## Task details
Can you present every line of the data below as a numbered list, dropping any blank lines?

## Records for the task
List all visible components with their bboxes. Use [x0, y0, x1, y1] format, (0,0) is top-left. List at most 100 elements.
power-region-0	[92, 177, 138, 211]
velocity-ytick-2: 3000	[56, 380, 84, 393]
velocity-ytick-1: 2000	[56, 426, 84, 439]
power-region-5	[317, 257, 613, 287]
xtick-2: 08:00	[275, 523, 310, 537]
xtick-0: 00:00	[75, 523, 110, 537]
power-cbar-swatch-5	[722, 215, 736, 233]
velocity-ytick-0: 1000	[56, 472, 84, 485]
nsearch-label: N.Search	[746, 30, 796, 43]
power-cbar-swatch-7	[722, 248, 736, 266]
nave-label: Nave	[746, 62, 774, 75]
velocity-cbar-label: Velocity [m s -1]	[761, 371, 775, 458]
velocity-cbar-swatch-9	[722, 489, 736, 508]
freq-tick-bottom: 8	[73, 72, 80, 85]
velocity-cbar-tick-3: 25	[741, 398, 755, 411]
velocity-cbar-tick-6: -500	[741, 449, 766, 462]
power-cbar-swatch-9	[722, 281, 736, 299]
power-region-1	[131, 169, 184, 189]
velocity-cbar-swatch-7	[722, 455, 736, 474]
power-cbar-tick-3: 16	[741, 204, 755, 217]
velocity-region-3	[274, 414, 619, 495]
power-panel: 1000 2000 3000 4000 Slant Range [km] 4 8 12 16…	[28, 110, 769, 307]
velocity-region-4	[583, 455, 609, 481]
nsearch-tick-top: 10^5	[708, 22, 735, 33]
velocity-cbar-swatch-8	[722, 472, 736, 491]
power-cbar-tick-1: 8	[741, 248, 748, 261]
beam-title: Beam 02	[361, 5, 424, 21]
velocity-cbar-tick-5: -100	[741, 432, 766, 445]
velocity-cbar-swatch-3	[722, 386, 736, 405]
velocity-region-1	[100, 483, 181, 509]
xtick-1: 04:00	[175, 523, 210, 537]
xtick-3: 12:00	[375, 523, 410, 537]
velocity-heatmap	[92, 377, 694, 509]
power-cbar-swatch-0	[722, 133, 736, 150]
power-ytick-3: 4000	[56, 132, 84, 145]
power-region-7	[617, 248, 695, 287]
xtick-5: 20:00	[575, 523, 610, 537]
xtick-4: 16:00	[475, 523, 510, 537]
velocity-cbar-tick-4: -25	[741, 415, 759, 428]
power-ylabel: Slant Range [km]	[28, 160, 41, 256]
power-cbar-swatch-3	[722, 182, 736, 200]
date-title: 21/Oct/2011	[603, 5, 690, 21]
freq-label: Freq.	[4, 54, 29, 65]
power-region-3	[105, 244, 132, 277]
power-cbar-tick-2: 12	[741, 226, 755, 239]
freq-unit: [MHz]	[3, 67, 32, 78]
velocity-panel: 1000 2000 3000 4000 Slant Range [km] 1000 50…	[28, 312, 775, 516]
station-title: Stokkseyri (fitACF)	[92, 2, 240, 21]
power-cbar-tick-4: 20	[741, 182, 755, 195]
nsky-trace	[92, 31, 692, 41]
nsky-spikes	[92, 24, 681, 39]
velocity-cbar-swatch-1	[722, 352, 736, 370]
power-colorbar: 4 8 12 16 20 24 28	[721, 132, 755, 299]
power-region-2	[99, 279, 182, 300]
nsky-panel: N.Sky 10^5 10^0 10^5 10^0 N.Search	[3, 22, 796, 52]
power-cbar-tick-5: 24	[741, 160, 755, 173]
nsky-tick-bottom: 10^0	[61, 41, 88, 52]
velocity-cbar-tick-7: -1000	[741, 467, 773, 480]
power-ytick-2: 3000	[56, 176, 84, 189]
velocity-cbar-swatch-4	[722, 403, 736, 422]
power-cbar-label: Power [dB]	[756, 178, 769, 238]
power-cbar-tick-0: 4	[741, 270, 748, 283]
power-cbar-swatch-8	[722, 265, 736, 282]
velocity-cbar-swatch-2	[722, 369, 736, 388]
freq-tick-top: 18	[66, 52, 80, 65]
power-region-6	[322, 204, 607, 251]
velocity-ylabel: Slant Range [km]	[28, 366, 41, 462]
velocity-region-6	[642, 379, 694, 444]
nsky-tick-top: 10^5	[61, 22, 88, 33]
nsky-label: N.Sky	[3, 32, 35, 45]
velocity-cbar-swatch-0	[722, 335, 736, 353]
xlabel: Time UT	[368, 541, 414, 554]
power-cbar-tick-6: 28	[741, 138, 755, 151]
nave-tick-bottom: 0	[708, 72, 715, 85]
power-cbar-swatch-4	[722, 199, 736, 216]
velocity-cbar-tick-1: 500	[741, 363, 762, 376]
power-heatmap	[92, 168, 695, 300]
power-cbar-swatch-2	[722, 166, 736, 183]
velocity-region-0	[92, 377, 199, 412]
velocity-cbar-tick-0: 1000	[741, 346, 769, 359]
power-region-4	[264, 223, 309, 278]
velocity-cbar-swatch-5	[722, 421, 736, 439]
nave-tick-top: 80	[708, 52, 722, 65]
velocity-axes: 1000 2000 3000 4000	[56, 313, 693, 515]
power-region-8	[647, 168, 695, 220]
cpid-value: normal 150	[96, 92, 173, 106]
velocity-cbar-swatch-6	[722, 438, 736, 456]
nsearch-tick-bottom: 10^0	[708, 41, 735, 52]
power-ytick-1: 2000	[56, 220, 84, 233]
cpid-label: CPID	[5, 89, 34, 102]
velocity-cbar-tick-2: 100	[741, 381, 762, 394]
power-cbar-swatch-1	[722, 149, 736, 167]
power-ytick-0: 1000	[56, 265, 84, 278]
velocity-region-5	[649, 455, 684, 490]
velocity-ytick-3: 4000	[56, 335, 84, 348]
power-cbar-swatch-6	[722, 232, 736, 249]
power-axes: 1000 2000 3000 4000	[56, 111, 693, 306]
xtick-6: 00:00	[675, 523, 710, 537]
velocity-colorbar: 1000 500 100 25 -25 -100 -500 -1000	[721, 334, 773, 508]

## Exercise answer
1. List all visible components with their bboxes. Use [x0, y0, x1, y1] format, (0,0) is top-left. List at most 100 elements.
2. power-region-0	[92, 177, 138, 211]
3. velocity-ytick-2: 3000	[56, 380, 84, 393]
4. velocity-ytick-1: 2000	[56, 426, 84, 439]
5. power-region-5	[317, 257, 613, 287]
6. xtick-2: 08:00	[275, 523, 310, 537]
7. xtick-0: 00:00	[75, 523, 110, 537]
8. power-cbar-swatch-5	[722, 215, 736, 233]
9. velocity-ytick-0: 1000	[56, 472, 84, 485]
10. nsearch-label: N.Search	[746, 30, 796, 43]
11. power-cbar-swatch-7	[722, 248, 736, 266]
12. nave-label: Nave	[746, 62, 774, 75]
13. velocity-cbar-label: Velocity [m s -1]	[761, 371, 775, 458]
14. velocity-cbar-swatch-9	[722, 489, 736, 508]
15. freq-tick-bottom: 8	[73, 72, 80, 85]
16. velocity-cbar-tick-3: 25	[741, 398, 755, 411]
17. velocity-cbar-tick-6: -500	[741, 449, 766, 462]
18. power-cbar-swatch-9	[722, 281, 736, 299]
19. power-region-1	[131, 169, 184, 189]
20. velocity-cbar-swatch-7	[722, 455, 736, 474]
21. power-cbar-tick-3: 16	[741, 204, 755, 217]
22. velocity-region-3	[274, 414, 619, 495]
23. power-panel: 1000 2000 3000 4000 Slant Range [km] 4 8 12 16…	[28, 110, 769, 307]
24. velocity-region-4	[583, 455, 609, 481]
25. nsearch-tick-top: 10^5	[708, 22, 735, 33]
26. velocity-cbar-swatch-8	[722, 472, 736, 491]
27. power-cbar-tick-1: 8	[741, 248, 748, 261]
28. beam-title: Beam 02	[361, 5, 424, 21]
29. velocity-cbar-tick-5: -100	[741, 432, 766, 445]
30. velocity-cbar-swatch-3	[722, 386, 736, 405]
31. velocity-region-1	[100, 483, 181, 509]
32. xtick-1: 04:00	[175, 523, 210, 537]
33. xtick-3: 12:00	[375, 523, 410, 537]
34. velocity-heatmap	[92, 377, 694, 509]
35. power-cbar-swatch-0	[722, 133, 736, 150]
36. power-ytick-3: 4000	[56, 132, 84, 145]
37. power-region-7	[617, 248, 695, 287]
38. xtick-5: 20:00	[575, 523, 610, 537]
39. xtick-4: 16:00	[475, 523, 510, 537]
40. velocity-cbar-tick-4: -25	[741, 415, 759, 428]
41. power-ylabel: Slant Range [km]	[28, 160, 41, 256]
42. power-cbar-swatch-3	[722, 182, 736, 200]
43. date-title: 21/Oct/2011	[603, 5, 690, 21]
44. freq-label: Freq.	[4, 54, 29, 65]
45. power-region-3	[105, 244, 132, 277]
46. power-cbar-tick-2: 12	[741, 226, 755, 239]
47. freq-unit: [MHz]	[3, 67, 32, 78]
48. velocity-panel: 1000 2000 3000 4000 Slant Range [km] 1000 50…	[28, 312, 775, 516]
49. station-title: Stokkseyri (fitACF)	[92, 2, 240, 21]
50. power-cbar-tick-4: 20	[741, 182, 755, 195]
51. nsky-trace	[92, 31, 692, 41]
52. nsky-spikes	[92, 24, 681, 39]
53. velocity-cbar-swatch-1	[722, 352, 736, 370]
54. power-colorbar: 4 8 12 16 20 24 28	[721, 132, 755, 299]
55. power-region-2	[99, 279, 182, 300]
56. nsky-panel: N.Sky 10^5 10^0 10^5 10^0 N.Search	[3, 22, 796, 52]
57. power-cbar-tick-5: 24	[741, 160, 755, 173]
58. nsky-tick-bottom: 10^0	[61, 41, 88, 52]
59. velocity-cbar-tick-7: -1000	[741, 467, 773, 480]
60. power-ytick-2: 3000	[56, 176, 84, 189]
61. velocity-cbar-swatch-4	[722, 403, 736, 422]
62. power-cbar-label: Power [dB]	[756, 178, 769, 238]
63. power-cbar-tick-0: 4	[741, 270, 748, 283]
64. power-cbar-swatch-8	[722, 265, 736, 282]
65. velocity-cbar-swatch-2	[722, 369, 736, 388]
66. freq-tick-top: 18	[66, 52, 80, 65]
67. power-region-6	[322, 204, 607, 251]
68. velocity-ylabel: Slant Range [km]	[28, 366, 41, 462]
69. velocity-region-6	[642, 379, 694, 444]
70. nsky-tick-top: 10^5	[61, 22, 88, 33]
71. nsky-label: N.Sky	[3, 32, 35, 45]
72. velocity-cbar-swatch-0	[722, 335, 736, 353]
73. xlabel: Time UT	[368, 541, 414, 554]
74. power-cbar-tick-6: 28	[741, 138, 755, 151]
75. nave-tick-bottom: 0	[708, 72, 715, 85]
76. power-cbar-swatch-4	[722, 199, 736, 216]
77. velocity-cbar-tick-1: 500	[741, 363, 762, 376]
78. power-heatmap	[92, 168, 695, 300]
79. power-cbar-swatch-2	[722, 166, 736, 183]
80. velocity-region-0	[92, 377, 199, 412]
81. velocity-cbar-tick-0: 1000	[741, 346, 769, 359]
82. power-region-4	[264, 223, 309, 278]
83. velocity-cbar-swatch-5	[722, 421, 736, 439]
84. nave-tick-top: 80	[708, 52, 722, 65]
85. velocity-axes: 1000 2000 3000 4000	[56, 313, 693, 515]
86. power-region-8	[647, 168, 695, 220]
87. cpid-value: normal 150	[96, 92, 173, 106]
88. velocity-cbar-swatch-6	[722, 438, 736, 456]
89. nsearch-tick-bottom: 10^0	[708, 41, 735, 52]
90. power-ytick-1: 2000	[56, 220, 84, 233]
91. cpid-label: CPID	[5, 89, 34, 102]
92. velocity-cbar-tick-2: 100	[741, 381, 762, 394]
93. power-cbar-swatch-1	[722, 149, 736, 167]
94. power-ytick-0: 1000	[56, 265, 84, 278]
95. velocity-region-5	[649, 455, 684, 490]
96. velocity-ytick-3: 4000	[56, 335, 84, 348]
97. power-cbar-swatch-6	[722, 232, 736, 249]
98. power-axes: 1000 2000 3000 4000	[56, 111, 693, 306]
99. xtick-6: 00:00	[675, 523, 710, 537]
100. velocity-colorbar: 1000 500 100 25 -25 -100 -500 -1000	[721, 334, 773, 508]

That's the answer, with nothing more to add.